Excerpted records
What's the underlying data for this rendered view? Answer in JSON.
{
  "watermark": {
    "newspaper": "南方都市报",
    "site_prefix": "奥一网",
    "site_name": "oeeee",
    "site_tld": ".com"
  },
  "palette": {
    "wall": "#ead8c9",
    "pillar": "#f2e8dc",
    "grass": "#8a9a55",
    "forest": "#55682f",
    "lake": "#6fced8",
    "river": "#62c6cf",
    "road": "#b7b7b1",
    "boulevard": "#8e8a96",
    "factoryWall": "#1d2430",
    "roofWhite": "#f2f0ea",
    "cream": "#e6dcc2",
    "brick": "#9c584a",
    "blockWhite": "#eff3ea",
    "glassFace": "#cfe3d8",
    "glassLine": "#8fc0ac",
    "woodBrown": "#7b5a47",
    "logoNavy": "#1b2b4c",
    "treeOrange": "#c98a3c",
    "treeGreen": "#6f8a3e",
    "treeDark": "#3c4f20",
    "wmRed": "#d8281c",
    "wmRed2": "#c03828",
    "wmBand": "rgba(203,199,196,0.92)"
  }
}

Your task
Extract all the material, leaving every line as it is.

Solution for this exercise
What's the underlying data for this rendered view? Answer in JSON.
{
  "watermark": {
    "newspaper": "南方都市报",
    "site_prefix": "奥一网",
    "site_name": "oeeee",
    "site_tld": ".com"
  },
  "palette": {
    "wall": "#ead8c9",
    "pillar": "#f2e8dc",
    "grass": "#8a9a55",
    "forest": "#55682f",
    "lake": "#6fced8",
    "river": "#62c6cf",
    "road": "#b7b7b1",
    "boulevard": "#8e8a96",
    "factoryWall": "#1d2430",
    "roofWhite": "#f2f0ea",
    "cream": "#e6dcc2",
    "brick": "#9c584a",
    "blockWhite": "#eff3ea",
    "glassFace": "#cfe3d8",
    "glassLine": "#8fc0ac",
    "woodBrown": "#7b5a47",
    "logoNavy": "#1b2b4c",
    "treeOrange": "#c98a3c",
    "treeGreen": "#6f8a3e",
    "treeDark": "#3c4f20",
    "wmRed": "#d8281c",
    "wmRed2": "#c03828",
    "wmBand": "rgba(203,199,196,0.92)"
  }
}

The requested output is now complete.